### PROBLEM STATEMENT
From the records below, pull each line that has "work".

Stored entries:
'''
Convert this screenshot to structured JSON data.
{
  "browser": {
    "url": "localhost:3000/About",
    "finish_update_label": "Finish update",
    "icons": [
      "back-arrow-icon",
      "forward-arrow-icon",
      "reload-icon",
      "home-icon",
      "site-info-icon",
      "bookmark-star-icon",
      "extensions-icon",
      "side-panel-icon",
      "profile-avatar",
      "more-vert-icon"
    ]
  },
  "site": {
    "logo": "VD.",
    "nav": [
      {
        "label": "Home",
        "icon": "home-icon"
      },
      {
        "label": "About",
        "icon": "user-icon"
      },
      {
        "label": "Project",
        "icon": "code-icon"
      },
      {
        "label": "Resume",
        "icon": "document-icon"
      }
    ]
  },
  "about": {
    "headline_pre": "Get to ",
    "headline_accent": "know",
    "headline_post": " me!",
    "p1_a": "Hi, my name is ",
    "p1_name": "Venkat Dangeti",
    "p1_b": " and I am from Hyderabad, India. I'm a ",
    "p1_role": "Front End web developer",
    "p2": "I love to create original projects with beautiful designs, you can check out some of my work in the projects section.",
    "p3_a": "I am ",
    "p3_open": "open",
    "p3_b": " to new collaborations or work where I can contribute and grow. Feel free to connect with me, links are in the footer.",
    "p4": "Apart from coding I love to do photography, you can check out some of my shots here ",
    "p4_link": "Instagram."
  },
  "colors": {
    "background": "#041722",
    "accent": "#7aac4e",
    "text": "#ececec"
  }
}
'''
### FULL ANSWER
    "p2": "I love to create original projects with beautiful designs, you can check out some of my work in the projects section.",
    "p3_b": " to new collaborations or work where I can contribute and grow. Feel free to connect with me, links are in the footer.",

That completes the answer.